**EXTRACTED INFORMATION**
[BEGIN]

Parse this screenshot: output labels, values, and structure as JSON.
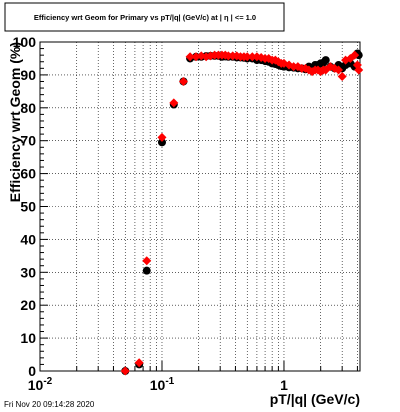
{
  "chart_data": {
    "type": "scatter",
    "title": "Efficiency wrt Geom for Primary vs pT/|q| (GeV/c) at | η | <= 1.0",
    "xlabel": "pT/|q| (GeV/c)",
    "ylabel": "Efficiency wrt Geom (%)",
    "xscale": "log",
    "xlim": [
      0.01,
      4.2
    ],
    "ylim": [
      0,
      100
    ],
    "grid": true,
    "y_ticks": [
      "0",
      "10",
      "20",
      "30",
      "40",
      "50",
      "60",
      "70",
      "80",
      "90",
      "100"
    ],
    "x_tick_labels": [
      {
        "value": 0.01,
        "base": "10",
        "exp": "-2"
      },
      {
        "value": 0.1,
        "base": "10",
        "exp": "-1"
      },
      {
        "value": 1,
        "base": "1",
        "exp": ""
      }
    ],
    "series": [
      {
        "color": "#000000",
        "marker": "circle",
        "points": [
          [
            0.05,
            0
          ],
          [
            0.065,
            2
          ],
          [
            0.075,
            30.5
          ],
          [
            0.1,
            69.5
          ],
          [
            0.125,
            81
          ],
          [
            0.15,
            88
          ],
          [
            0.17,
            95
          ],
          [
            0.19,
            95.5
          ],
          [
            0.21,
            95.5
          ],
          [
            0.23,
            95.7
          ],
          [
            0.25,
            95.8
          ],
          [
            0.27,
            95.8
          ],
          [
            0.29,
            95.8
          ],
          [
            0.31,
            95.5
          ],
          [
            0.33,
            95.6
          ],
          [
            0.35,
            95.5
          ],
          [
            0.38,
            95.5
          ],
          [
            0.41,
            95.3
          ],
          [
            0.44,
            95.3
          ],
          [
            0.47,
            95.2
          ],
          [
            0.5,
            95
          ],
          [
            0.55,
            95
          ],
          [
            0.6,
            94.5
          ],
          [
            0.65,
            94.5
          ],
          [
            0.7,
            94.2
          ],
          [
            0.75,
            94
          ],
          [
            0.8,
            93.5
          ],
          [
            0.85,
            93.3
          ],
          [
            0.9,
            93
          ],
          [
            0.95,
            92.7
          ],
          [
            1.0,
            92.5
          ],
          [
            1.1,
            92.3
          ],
          [
            1.2,
            92.2
          ],
          [
            1.3,
            92
          ],
          [
            1.4,
            92
          ],
          [
            1.5,
            91.7
          ],
          [
            1.6,
            92.5
          ],
          [
            1.7,
            92
          ],
          [
            1.8,
            93
          ],
          [
            1.9,
            93
          ],
          [
            2.0,
            93.5
          ],
          [
            2.1,
            93.7
          ],
          [
            2.2,
            94.5
          ],
          [
            2.4,
            92.5
          ],
          [
            2.6,
            92
          ],
          [
            2.8,
            93
          ],
          [
            3.0,
            92
          ],
          [
            3.2,
            93
          ],
          [
            3.5,
            93.5
          ],
          [
            3.8,
            92.5
          ],
          [
            4.0,
            96.5
          ],
          [
            4.1,
            96
          ]
        ]
      },
      {
        "color": "#ff0000",
        "marker": "diamond",
        "points": [
          [
            0.05,
            0
          ],
          [
            0.065,
            2.5
          ],
          [
            0.075,
            33.5
          ],
          [
            0.1,
            71
          ],
          [
            0.125,
            81.5
          ],
          [
            0.15,
            88
          ],
          [
            0.17,
            95.5
          ],
          [
            0.19,
            95.5
          ],
          [
            0.21,
            95.8
          ],
          [
            0.23,
            95.5
          ],
          [
            0.25,
            95.8
          ],
          [
            0.27,
            96
          ],
          [
            0.29,
            96
          ],
          [
            0.31,
            96
          ],
          [
            0.33,
            96
          ],
          [
            0.35,
            95.8
          ],
          [
            0.38,
            95.8
          ],
          [
            0.41,
            95.8
          ],
          [
            0.44,
            95.5
          ],
          [
            0.47,
            95.5
          ],
          [
            0.5,
            95.5
          ],
          [
            0.55,
            95.5
          ],
          [
            0.6,
            95.5
          ],
          [
            0.65,
            95.3
          ],
          [
            0.7,
            95
          ],
          [
            0.75,
            95
          ],
          [
            0.8,
            94.5
          ],
          [
            0.85,
            94.5
          ],
          [
            0.9,
            94
          ],
          [
            0.95,
            93.5
          ],
          [
            1.0,
            93.5
          ],
          [
            1.1,
            93
          ],
          [
            1.2,
            92.5
          ],
          [
            1.3,
            92.5
          ],
          [
            1.4,
            92
          ],
          [
            1.5,
            92
          ],
          [
            1.6,
            91.5
          ],
          [
            1.7,
            91
          ],
          [
            1.8,
            91.5
          ],
          [
            1.9,
            91.5
          ],
          [
            2.0,
            91
          ],
          [
            2.1,
            91.5
          ],
          [
            2.2,
            91.5
          ],
          [
            2.4,
            92.5
          ],
          [
            2.6,
            92
          ],
          [
            2.8,
            91.5
          ],
          [
            3.0,
            89.5
          ],
          [
            3.2,
            94.5
          ],
          [
            3.5,
            95
          ],
          [
            3.8,
            96
          ],
          [
            4.0,
            93
          ],
          [
            4.1,
            91.5
          ]
        ]
      }
    ],
    "timestamp": "Fri Nov 20 09:14:28 2020"
  }
}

[END]

**WHAT IS REQUIRED**
Omit the pictures and reproduce the listing exactly.

**EXERCISE RESULT**
Parse this screenshot: output labels, values, and structure as JSON.
{
  "chart_data": {
    "type": "scatter",
    "title": "Efficiency wrt Geom for Primary vs pT/|q| (GeV/c) at | η | <= 1.0",
    "xlabel": "pT/|q| (GeV/c)",
    "ylabel": "Efficiency wrt Geom (%)",
    "xscale": "log",
    "xlim": [
      0.01,
      4.2
    ],
    "ylim": [
      0,
      100
    ],
    "grid": true,
    "y_ticks": [
      "0",
      "10",
      "20",
      "30",
      "40",
      "50",
      "60",
      "70",
      "80",
      "90",
      "100"
    ],
    "x_tick_labels": [
      {
        "value": 0.01,
        "base": "10",
        "exp": "-2"
      },
      {
        "value": 0.1,
        "base": "10",
        "exp": "-1"
      },
      {
        "value": 1,
        "base": "1",
        "exp": ""
      }
    ],
    "series": [
      {
        "color": "#000000",
        "marker": "circle",
        "points": [
          [
            0.05,
            0
          ],
          [
            0.065,
            2
          ],
          [
            0.075,
            30.5
          ],
          [
            0.1,
            69.5
          ],
          [
            0.125,
            81
          ],
          [
            0.15,
            88
          ],
          [
            0.17,
            95
          ],
          [
            0.19,
            95.5
          ],
          [
            0.21,
            95.5
          ],
          [
            0.23,
            95.7
          ],
          [
            0.25,
            95.8
          ],
          [
            0.27,
            95.8
          ],
          [
            0.29,
            95.8
          ],
          [
            0.31,
            95.5
          ],
          [
            0.33,
            95.6
          ],
          [
            0.35,
            95.5
          ],
          [
            0.38,
            95.5
          ],
          [
            0.41,
            95.3
          ],
          [
            0.44,
            95.3
          ],
          [
            0.47,
            95.2
          ],
          [
            0.5,
            95
          ],
          [
            0.55,
            95
          ],
          [
            0.6,
            94.5
          ],
          [
            0.65,
            94.5
          ],
          [
            0.7,
            94.2
          ],
          [
            0.75,
            94
          ],
          [
            0.8,
            93.5
          ],
          [
            0.85,
            93.3
          ],
          [
            0.9,
            93
          ],
          [
            0.95,
            92.7
          ],
          [
            1.0,
            92.5
          ],
          [
            1.1,
            92.3
          ],
          [
            1.2,
            92.2
          ],
          [
            1.3,
            92
          ],
          [
            1.4,
            92
          ],
          [
            1.5,
            91.7
          ],
          [
            1.6,
            92.5
          ],
          [
            1.7,
            92
          ],
          [
            1.8,
            93
          ],
          [
            1.9,
            93
          ],
          [
            2.0,
            93.5
          ],
          [
            2.1,
            93.7
          ],
          [
            2.2,
            94.5
          ],
          [
            2.4,
            92.5
          ],
          [
            2.6,
            92
          ],
          [
            2.8,
            93
          ],
          [
            3.0,
            92
          ],
          [
            3.2,
            93
          ],
          [
            3.5,
            93.5
          ],
          [
            3.8,
            92.5
          ],
          [
            4.0,
            96.5
          ],
          [
            4.1,
            96
          ]
        ]
      },
      {
        "color": "#ff0000",
        "marker": "diamond",
        "points": [
          [
            0.05,
            0
          ],
          [
            0.065,
            2.5
          ],
          [
            0.075,
            33.5
          ],
          [
            0.1,
            71
          ],
          [
            0.125,
            81.5
          ],
          [
            0.15,
            88
          ],
          [
            0.17,
            95.5
          ],
          [
            0.19,
            95.5
          ],
          [
            0.21,
            95.8
          ],
          [
            0.23,
            95.5
          ],
          [
            0.25,
            95.8
          ],
          [
            0.27,
            96
          ],
          [
            0.29,
            96
          ],
          [
            0.31,
            96
          ],
          [
            0.33,
            96
          ],
          [
            0.35,
            95.8
          ],
          [
            0.38,
            95.8
          ],
          [
            0.41,
            95.8
          ],
          [
            0.44,
            95.5
          ],
          [
            0.47,
            95.5
          ],
          [
            0.5,
            95.5
          ],
          [
            0.55,
            95.5
          ],
          [
            0.6,
            95.5
          ],
          [
            0.65,
            95.3
          ],
          [
            0.7,
            95
          ],
          [
            0.75,
            95
          ],
          [
            0.8,
            94.5
          ],
          [
            0.85,
            94.5
          ],
          [
            0.9,
            94
          ],
          [
            0.95,
            93.5
          ],
          [
            1.0,
            93.5
          ],
          [
            1.1,
            93
          ],
          [
            1.2,
            92.5
          ],
          [
            1.3,
            92.5
          ],
          [
            1.4,
            92
          ],
          [
            1.5,
            92
          ],
          [
            1.6,
            91.5
          ],
          [
            1.7,
            91
          ],
          [
            1.8,
            91.5
          ],
          [
            1.9,
            91.5
          ],
          [
            2.0,
            91
          ],
          [
            2.1,
            91.5
          ],
          [
            2.2,
            91.5
          ],
          [
            2.4,
            92.5
          ],
          [
            2.6,
            92
          ],
          [
            2.8,
            91.5
          ],
          [
            3.0,
            89.5
          ],
          [
            3.2,
            94.5
          ],
          [
            3.5,
            95
          ],
          [
            3.8,
            96
          ],
          [
            4.0,
            93
          ],
          [
            4.1,
            91.5
          ]
        ]
      }
    ],
    "timestamp": "Fri Nov 20 09:14:28 2020"
  }
}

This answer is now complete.